Overall, large improvements in QPE are achieved, resulting in hydrological improvements in aspects of peak magnitude, flood total volume and flood front timing. Due to the dependence of IRC-ICC on travel time distributions, it cannot be used when precipitation is missing or there are severe timing errors because of the lack of water travel time trajectories to distribute corrections. From a practical point of view, the QPE IRC-ICC correction is in nature a type of space-time bias correction. The improved QPE data facilitates the development of QPE error models, which is demonstrated by the same authors (e.g., Liao and Barros, 2023), providing a path towards correcting remote-sensing products to support hydrometeorological studies and advancing the calibration of hydrological models with significantly less forcing uncertainty.

3.2.4 Independent Verification

As mentioned in the introduction, precipitation measurements are limited in the Appalachians except for the IPHEx rain gauge network (Fig. 1). Currently, the NEXRAD radar network remains the widely used precipitation monitoring system in this region in spite of well-documented low radar quality coverage over radar gaps in the mountains. The Multi-Radar/Multi-Sensor (MRMS) product (Zhang et al., 2016), which is developed using NEXRAD radar measurements similar to StageIV, is created at 1km resolution and is used here for independent verification.

First, original MRMS data are downscaled to the same resolution as StageIV_D datasets (250 m, 5 min) and used as inputs for DCHM. Hydrological simulations in this section are using the same model configuration and initial model states for the purpose of a meaningful comparison, including the following datasets: MRMS_D, StageIV_D, and IRC-ICC StageIV_D as shown in Fig. 13. Figure 13a shows that MRMS and StageIV QPE have similar results. Second, the IRC-ICC StageIV_D have generally a good agreement with MRMS_D similar to StageIV_D. However, for some cases, where rainfall is dramatically underestimated by the radar system and KGE values are low, IRC-ICC is shown to provide effective corrections. Otherwise, the IRC-ICC generates physically constrained corrections spatially (see Fig. 10), achieving high KGE values for flood simulations. Figure 13b shows the histogram of the KGE values across different rainfall products for all events. Overall, simulated streamflows using MRMS_D and StageIV_D exhibit similar hydrologic performance (the median KGE across events is close to 0.20), on the contrary, post-IRC-ICC StageIV_D produce flood simulations with a median KGE above 0.80.

* Stored data
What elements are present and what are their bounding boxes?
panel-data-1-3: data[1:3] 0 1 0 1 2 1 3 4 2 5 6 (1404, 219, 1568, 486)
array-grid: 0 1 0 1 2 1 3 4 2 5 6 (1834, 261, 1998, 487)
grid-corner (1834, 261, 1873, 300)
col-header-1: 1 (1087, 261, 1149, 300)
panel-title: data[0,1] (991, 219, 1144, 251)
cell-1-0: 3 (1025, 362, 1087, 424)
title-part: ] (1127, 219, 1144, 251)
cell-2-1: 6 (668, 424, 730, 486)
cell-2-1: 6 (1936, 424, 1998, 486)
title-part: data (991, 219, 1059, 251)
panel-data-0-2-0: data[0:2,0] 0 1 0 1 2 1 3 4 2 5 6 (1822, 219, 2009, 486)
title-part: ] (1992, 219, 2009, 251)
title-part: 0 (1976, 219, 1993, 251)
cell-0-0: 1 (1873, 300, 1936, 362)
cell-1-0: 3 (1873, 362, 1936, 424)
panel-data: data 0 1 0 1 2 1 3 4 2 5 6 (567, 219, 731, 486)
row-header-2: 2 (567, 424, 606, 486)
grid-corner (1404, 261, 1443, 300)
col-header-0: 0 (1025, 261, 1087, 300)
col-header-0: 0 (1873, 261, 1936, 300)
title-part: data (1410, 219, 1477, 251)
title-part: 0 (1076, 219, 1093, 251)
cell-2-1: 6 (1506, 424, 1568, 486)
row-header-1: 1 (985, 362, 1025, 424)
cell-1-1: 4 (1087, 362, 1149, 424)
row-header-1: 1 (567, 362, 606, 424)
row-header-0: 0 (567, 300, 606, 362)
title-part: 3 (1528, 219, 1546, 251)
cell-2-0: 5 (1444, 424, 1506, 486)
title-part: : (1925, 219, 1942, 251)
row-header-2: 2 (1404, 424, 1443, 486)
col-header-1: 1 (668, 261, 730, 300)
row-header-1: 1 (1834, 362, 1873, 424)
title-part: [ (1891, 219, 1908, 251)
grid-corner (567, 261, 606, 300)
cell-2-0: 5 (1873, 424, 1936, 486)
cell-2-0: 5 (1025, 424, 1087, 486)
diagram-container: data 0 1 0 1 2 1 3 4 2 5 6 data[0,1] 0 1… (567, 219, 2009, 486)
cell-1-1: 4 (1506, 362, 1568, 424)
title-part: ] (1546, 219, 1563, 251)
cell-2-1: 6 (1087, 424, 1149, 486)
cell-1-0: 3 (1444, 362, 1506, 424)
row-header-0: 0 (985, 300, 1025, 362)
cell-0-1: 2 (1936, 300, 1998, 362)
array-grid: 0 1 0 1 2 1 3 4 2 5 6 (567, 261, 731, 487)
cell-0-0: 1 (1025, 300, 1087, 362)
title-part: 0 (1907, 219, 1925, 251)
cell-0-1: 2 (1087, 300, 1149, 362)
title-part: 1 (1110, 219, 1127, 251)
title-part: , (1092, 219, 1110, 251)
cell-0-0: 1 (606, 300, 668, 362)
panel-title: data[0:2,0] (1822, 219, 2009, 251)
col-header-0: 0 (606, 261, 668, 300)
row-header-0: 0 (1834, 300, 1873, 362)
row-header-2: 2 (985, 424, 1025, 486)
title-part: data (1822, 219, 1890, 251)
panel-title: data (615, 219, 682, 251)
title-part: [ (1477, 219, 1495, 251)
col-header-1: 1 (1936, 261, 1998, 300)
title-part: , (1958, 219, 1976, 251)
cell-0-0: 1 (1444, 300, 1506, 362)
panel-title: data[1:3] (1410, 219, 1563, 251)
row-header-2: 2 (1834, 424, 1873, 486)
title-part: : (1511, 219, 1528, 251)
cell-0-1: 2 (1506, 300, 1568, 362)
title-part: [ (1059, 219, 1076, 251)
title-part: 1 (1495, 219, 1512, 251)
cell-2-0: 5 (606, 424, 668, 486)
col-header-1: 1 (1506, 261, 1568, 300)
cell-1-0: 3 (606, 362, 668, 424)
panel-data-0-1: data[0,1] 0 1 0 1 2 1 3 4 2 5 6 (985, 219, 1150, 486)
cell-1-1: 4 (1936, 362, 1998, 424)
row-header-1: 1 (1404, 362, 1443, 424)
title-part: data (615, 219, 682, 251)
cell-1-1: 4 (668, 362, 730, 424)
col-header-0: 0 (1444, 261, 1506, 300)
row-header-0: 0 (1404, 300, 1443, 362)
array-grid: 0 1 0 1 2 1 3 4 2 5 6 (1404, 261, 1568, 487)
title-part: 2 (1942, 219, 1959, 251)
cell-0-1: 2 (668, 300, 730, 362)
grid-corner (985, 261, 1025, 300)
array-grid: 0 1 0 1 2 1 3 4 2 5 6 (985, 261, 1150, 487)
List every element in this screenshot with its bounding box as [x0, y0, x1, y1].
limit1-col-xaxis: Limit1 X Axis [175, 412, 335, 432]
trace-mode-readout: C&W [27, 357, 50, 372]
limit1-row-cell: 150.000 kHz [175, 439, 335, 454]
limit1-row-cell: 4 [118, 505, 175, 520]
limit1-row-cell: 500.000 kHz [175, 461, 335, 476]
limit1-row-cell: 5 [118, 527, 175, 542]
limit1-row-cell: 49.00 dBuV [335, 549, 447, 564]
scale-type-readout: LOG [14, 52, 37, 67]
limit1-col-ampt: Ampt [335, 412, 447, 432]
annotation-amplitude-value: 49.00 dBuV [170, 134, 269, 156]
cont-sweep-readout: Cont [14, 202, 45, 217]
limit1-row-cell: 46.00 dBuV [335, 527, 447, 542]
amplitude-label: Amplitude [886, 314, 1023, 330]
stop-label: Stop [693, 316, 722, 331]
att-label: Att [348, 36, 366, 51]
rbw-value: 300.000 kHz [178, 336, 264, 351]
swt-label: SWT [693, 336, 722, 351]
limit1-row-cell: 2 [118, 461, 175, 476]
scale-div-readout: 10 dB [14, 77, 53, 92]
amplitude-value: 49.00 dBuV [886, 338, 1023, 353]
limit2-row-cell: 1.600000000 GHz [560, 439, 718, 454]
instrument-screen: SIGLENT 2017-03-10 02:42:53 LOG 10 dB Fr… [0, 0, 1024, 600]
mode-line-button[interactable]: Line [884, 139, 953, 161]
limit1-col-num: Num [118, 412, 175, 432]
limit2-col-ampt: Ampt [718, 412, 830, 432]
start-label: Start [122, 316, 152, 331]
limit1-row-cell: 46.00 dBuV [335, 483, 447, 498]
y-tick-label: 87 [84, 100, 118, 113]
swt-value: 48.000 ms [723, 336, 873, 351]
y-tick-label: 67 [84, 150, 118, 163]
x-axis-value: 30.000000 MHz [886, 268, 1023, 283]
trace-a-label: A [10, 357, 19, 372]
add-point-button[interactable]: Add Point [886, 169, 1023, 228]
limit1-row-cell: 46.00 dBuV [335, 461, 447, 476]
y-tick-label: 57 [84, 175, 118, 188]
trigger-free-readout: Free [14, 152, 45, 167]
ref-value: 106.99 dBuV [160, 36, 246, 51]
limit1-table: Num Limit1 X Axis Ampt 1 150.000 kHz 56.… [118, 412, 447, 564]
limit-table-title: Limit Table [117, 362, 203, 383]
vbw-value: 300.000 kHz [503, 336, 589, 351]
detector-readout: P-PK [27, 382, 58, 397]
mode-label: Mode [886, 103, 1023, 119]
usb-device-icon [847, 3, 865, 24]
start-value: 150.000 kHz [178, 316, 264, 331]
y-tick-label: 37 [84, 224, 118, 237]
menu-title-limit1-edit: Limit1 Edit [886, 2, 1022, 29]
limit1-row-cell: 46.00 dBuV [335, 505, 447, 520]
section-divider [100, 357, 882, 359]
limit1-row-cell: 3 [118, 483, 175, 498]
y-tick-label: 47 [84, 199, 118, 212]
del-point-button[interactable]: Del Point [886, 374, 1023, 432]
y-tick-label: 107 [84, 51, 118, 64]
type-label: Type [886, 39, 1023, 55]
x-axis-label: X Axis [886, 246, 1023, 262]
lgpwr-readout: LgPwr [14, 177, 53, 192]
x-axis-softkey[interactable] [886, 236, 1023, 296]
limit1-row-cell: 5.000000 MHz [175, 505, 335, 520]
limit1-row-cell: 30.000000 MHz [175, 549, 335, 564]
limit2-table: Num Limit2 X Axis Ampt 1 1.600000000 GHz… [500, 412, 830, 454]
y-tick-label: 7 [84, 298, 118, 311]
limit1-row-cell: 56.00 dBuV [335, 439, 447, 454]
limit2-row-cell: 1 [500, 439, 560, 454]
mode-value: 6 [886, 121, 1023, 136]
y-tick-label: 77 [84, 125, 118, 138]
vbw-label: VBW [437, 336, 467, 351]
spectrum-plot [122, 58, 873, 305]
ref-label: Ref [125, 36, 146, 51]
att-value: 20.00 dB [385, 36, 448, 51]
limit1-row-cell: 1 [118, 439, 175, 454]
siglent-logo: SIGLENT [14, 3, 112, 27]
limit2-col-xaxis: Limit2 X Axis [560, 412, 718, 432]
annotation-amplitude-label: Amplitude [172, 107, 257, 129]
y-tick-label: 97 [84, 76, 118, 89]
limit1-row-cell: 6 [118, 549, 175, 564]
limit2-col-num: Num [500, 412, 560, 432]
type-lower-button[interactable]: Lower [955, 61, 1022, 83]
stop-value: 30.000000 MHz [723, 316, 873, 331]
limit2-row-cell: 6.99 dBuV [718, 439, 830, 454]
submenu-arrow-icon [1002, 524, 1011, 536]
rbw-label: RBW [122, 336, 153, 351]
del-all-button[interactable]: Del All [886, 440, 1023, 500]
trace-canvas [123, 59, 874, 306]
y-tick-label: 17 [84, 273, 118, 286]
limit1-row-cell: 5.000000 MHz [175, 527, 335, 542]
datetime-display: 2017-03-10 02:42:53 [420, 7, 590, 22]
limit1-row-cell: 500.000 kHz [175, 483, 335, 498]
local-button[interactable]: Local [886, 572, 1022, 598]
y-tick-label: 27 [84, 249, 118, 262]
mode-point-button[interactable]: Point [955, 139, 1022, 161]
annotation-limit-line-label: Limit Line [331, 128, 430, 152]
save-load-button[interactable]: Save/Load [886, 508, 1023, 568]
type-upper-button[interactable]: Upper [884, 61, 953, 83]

* Required work
(1) In the rainfall-correction passage, what median KGE do flood simulations reach with post-IRC-ICC StageIV_D?
(2) Reproduce the part of the rainfall-correction passage starting at "As mentioned in" and ending at "for independent verification.".
The stored data has no connection to the rainfall-correction passage.

* Worked solutions
(1) A median KGE above 0.80.

(2)
As mentioned in the introduction, precipitation measurements are limited in the Appalachians except for the IPHEx rain gauge network (Fig. 1). Currently, the NEXRAD radar network remains the widely used precipitation monitoring system in this region in spite of well-documented low radar quality coverage over radar gaps in the mountains. The Multi-Radar/Multi-Sensor (MRMS) product (Zhang et al., 2016), which is developed using NEXRAD radar measurements similar to StageIV, is created at 1km resolution and is used here for independent verification.